**** PROVIDED MATERIAL ****
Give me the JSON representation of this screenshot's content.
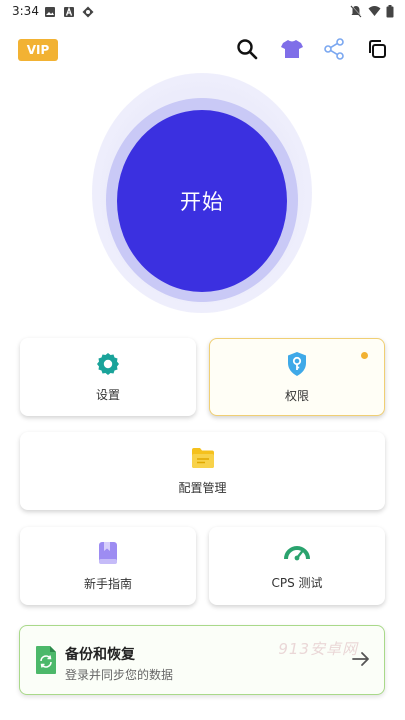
{
  "status_bar": {
    "time": "3:34"
  },
  "header": {
    "vip_label": "VIP",
    "icons": [
      "search-icon",
      "tshirt-icon",
      "share-icon",
      "copy-icon"
    ]
  },
  "main": {
    "start_label": "开始"
  },
  "cards": {
    "settings_label": "设置",
    "permissions_label": "权限",
    "config_label": "配置管理",
    "guide_label": "新手指南",
    "cps_label": "CPS 测试"
  },
  "backup": {
    "title": "备份和恢复",
    "subtitle": "登录并同步您的数据"
  },
  "watermark": "913安卓网",
  "colors": {
    "accent": "#3b30e0",
    "vip": "#f2b233",
    "settings_icon": "#1aa39a",
    "permission_icon": "#3fa9e8",
    "folder_icon": "#f5c11d",
    "guide_icon": "#9d8cf2",
    "gauge_icon": "#2aa36e",
    "backup_border": "#a9d98a"
  }
}
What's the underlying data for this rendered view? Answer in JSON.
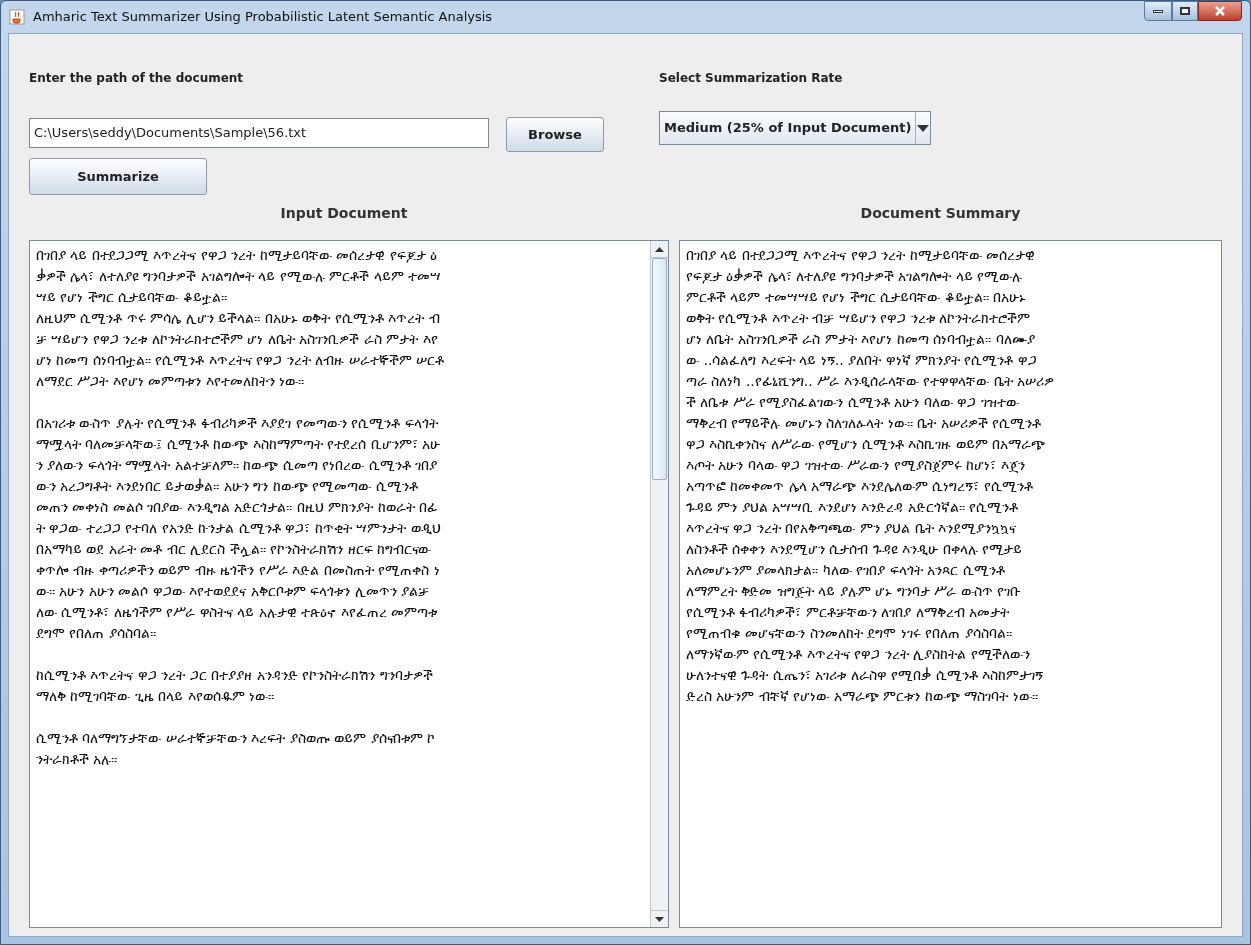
{
  "window": {
    "title": "Amharic Text Summarizer Using Probabilistic Latent Semantic Analysis"
  },
  "path_label": "Enter the path of the document",
  "path_field": {
    "value": "C:\\Users\\seddy\\Documents\\Sample\\56.txt"
  },
  "browse_button": "Browse",
  "rate_label": "Select Summarization Rate",
  "rate_select": {
    "value": "Medium (25% of Input Document)"
  },
  "summarize_button": "Summarize",
  "input_heading": "Input Document",
  "summary_heading": "Document Summary",
  "input_paragraphs": [
    [
      "በገበያ ላይ በተደጋጋሚ እጥረትና የዋጋ ንረት ከሚታይባቸው መሰረታዊ የፍጆታ ዕ",
      "ቃዎች ሌላ፣ ለተለያዩ ግንባታዎች አገልግሎት ላይ የሚውሉ ምርቶች ላይም ተመሣ",
      "ሣይ የሆነ ችግር ሲታይባቸው ቆይቷል፡፡",
      "ለዚህም ሲሚንቶ ጥሩ ምሳሌ ሊሆን ይችላል፡፡ በአሁኑ ወቅት የሲሚንቶ እጥረት ብ",
      "ቻ ሣይሆን የዋጋ ንረቱ ለኮንትራክተሮችም ሆነ ለቤት አስገንቢዎች ራስ ምታት እየ",
      "ሆነ ከመጣ ሰነባብቷል፡፡ የሲሚንቶ እጥረትና የዋጋ ንረት ለብዙ ሠራተኞችም ሠርቶ",
      "ለማደር ሥጋት እየሆነ መምጣቱን እየተመለከትን ነው፡፡"
    ],
    [
      "በአገሪቱ ውስጥ ያሉት የሲሚንቶ ፋብሪካዎች እያደገ የመጣውን የሲሚንቶ ፍላጎት",
      "ማሟላት ባለመቻላቸው፤ ሲሚንቶ ከውጭ እስከማምጣት የተደረሰ ቢሆንም፣ አሁ",
      "ን ያለውን ፍላጎት ማሟላት አልተቻለም፡፡ ከውጭ ሲመጣ የነበረው ሲሚንቶ ገበያ",
      "ውን አረጋግቶት እንደነበር ይታወቃል፡፡ አሁን ግን ከውጭ የሚመጣው ሲሚንቶ",
      "መጠን መቀነስ መልሶ ገበያው እንዲግል አድርጎታል፡፡ በዚህ ምክንያት ከወራት በፊ",
      "ት ዋጋው ተረጋጋ የተባለ የአንድ ኩንታል ሲሚንቶ ዋጋ፣ ከጥቂት ሣምንታት ወዲህ",
      "በአማካይ ወደ አራት መቶ ብር ሊደርስ ችሏል፡፡ የኮንስትራክሽን ዘርፍ ከግብርናው",
      "ቀጥሎ ብዙ ቀጣሪዎችን ወይም ብዙ ዜጎችን የሥራ እድል በመስጠት የሚጠቀስ ነ",
      "ው፡፡ አሁን አሁን መልሶ ዋጋው እየተወደደና አቅርቦቱም ፍላጎቱን ሊመጥን ያልቻ",
      "ለው ሲሚንቶ፣ ለዜጎችም የሥራ ዋስትና ላይ አሉታዊ ተጽዕኖ እየፈጠረ መምጣቱ",
      "ደግሞ የበለጠ ያሳስባል፡፡"
    ],
    [
      "ከሲሚንቶ እጥረትና ዋጋ ንረት ጋር በተያያዘ አንዳንድ የኮንስትራክሽን ግንባታዎች",
      "ማለቅ ከሚገባቸው ጊዜ በላይ እየወሰዱም ነው፡፡"
    ],
    [
      "ሲሚንቶ ባለማግኘታቸው ሠራተኞቻቸውን እረፍት ያስወጡ ወይም ያሰናበቱም ኮ",
      "ንትራክቶች አሉ፡፡"
    ]
  ],
  "summary_lines": [
    "በገበያ ላይ በተደጋጋሚ እጥረትና የዋጋ ንረት ከሚታይባቸው መሰረታዊ",
    "የፍጆታ ዕቃዎች ሌላ፣ ለተለያዩ ግንባታዎች አገልግሎት ላይ የሚውሉ",
    "ምርቶች ላይም ተመሣሣይ የሆነ ችግር ሲታይባቸው ቆይቷል፡፡ በአሁኑ",
    "ወቅት የሲሚንቶ እጥረት ብቻ ሣይሆን የዋጋ ንረቱ ለኮንትራክተሮችም",
    "ሆነ ለቤት አስገንቢዎች ራስ ምታት እየሆነ ከመጣ ሰነባብቷል፡፡ ባለሙያ",
    "ው ..ሳልፈለግ እረፍት ላይ ነኝ.. ያለበት ዋነኛ ምክንያት የሲሚንቶ ዋጋ",
    "ጣራ ስለነካ ..የፊኒሺንግ.. ሥራ እንዲሰራላቸው የተዋዋላቸው ቤት አሠሪዎ",
    "ች ለቤቱ ሥራ የሚያስፈልገውን ሲሚንቶ አሁን ባለው ዋጋ ገዝተው",
    "ማቅረብ የማይችሉ መሆኑን ስለገለፁላት ነው፡፡ ቤት አሠሪዎች የሲሚንቶ",
    "ዋጋ እስኪቀንስና ለሥራው የሚሆን ሲሚንቶ እስኪገዙ ወይም በአማራጭ",
    "እጦት አሁን ባላው ዋጋ ገዝተው ሥራውን የሚያስጀምሩ ከሆነ፣ እጄን",
    "አጣጥፎ ከመቀመጥ ሌላ አማራጭ እንደሌለውም ሲነግረኝ፣ የሲሚንቶ",
    "ጉዳይ ምን ያህል አሣሣቢ እንደሆነ እንድረዳ አድርጎኛል፡፡ የሲሚንቶ",
    "እጥረትና ዋጋ ንረት በየአቅጣጫው ምን ያህል ቤት እንደሚያንኳኳና",
    "ለስንቶች ሰቀቀን እንደሚሆን ሲታሰብ ጉዳዩ እንዲሁ በቀላሉ የሚታይ",
    "አለመሆኑንም ያመላክታል፡፡ ካለው የገበያ ፍላጎት አንጻር ሲሚንቶ",
    "ለማምረት ቅድመ ዝግጅት ላይ ያሉም ሆኑ ግንባታ ሥራ ውስጥ የገቡ",
    "የሲሚንቶ ፋብሪካዎች፣ ምርቶቻቸውን ለገበያ ለማቅረብ አመታት",
    "የሚጠብቁ መሆናቸውን ስንመለከት ደግሞ ነገሩ የበለጠ ያሳስባል፡፡",
    "ለማንኛውም የሲሚንቶ እጥረትና የዋጋ ንረት ሊያስከትል የሚችለውን",
    "ሁለንተናዊ ጉዳት ሲጤን፣ አገሪቱ ለራስዋ የሚበቃ ሲሚንቶ እስከምታገኝ",
    "ድረስ አሁንም ብቸኛ የሆነው አማራጭ ምርቱን ከውጭ ማስገባት ነው፡፡"
  ]
}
****
▸ WHAT YOU HAVE TO DO:
Report all lines of the data that include the word "ማሟላት".

▸ OUTPUT OF THE TASK:
      "ማሟላት ባለመቻላቸው፤ ሲሚንቶ ከውጭ እስከማምጣት የተደረሰ ቢሆንም፣ አሁ",
      "ን ያለውን ፍላጎት ማሟላት አልተቻለም፡፡ ከውጭ ሲመጣ የነበረው ሲሚንቶ ገበያ",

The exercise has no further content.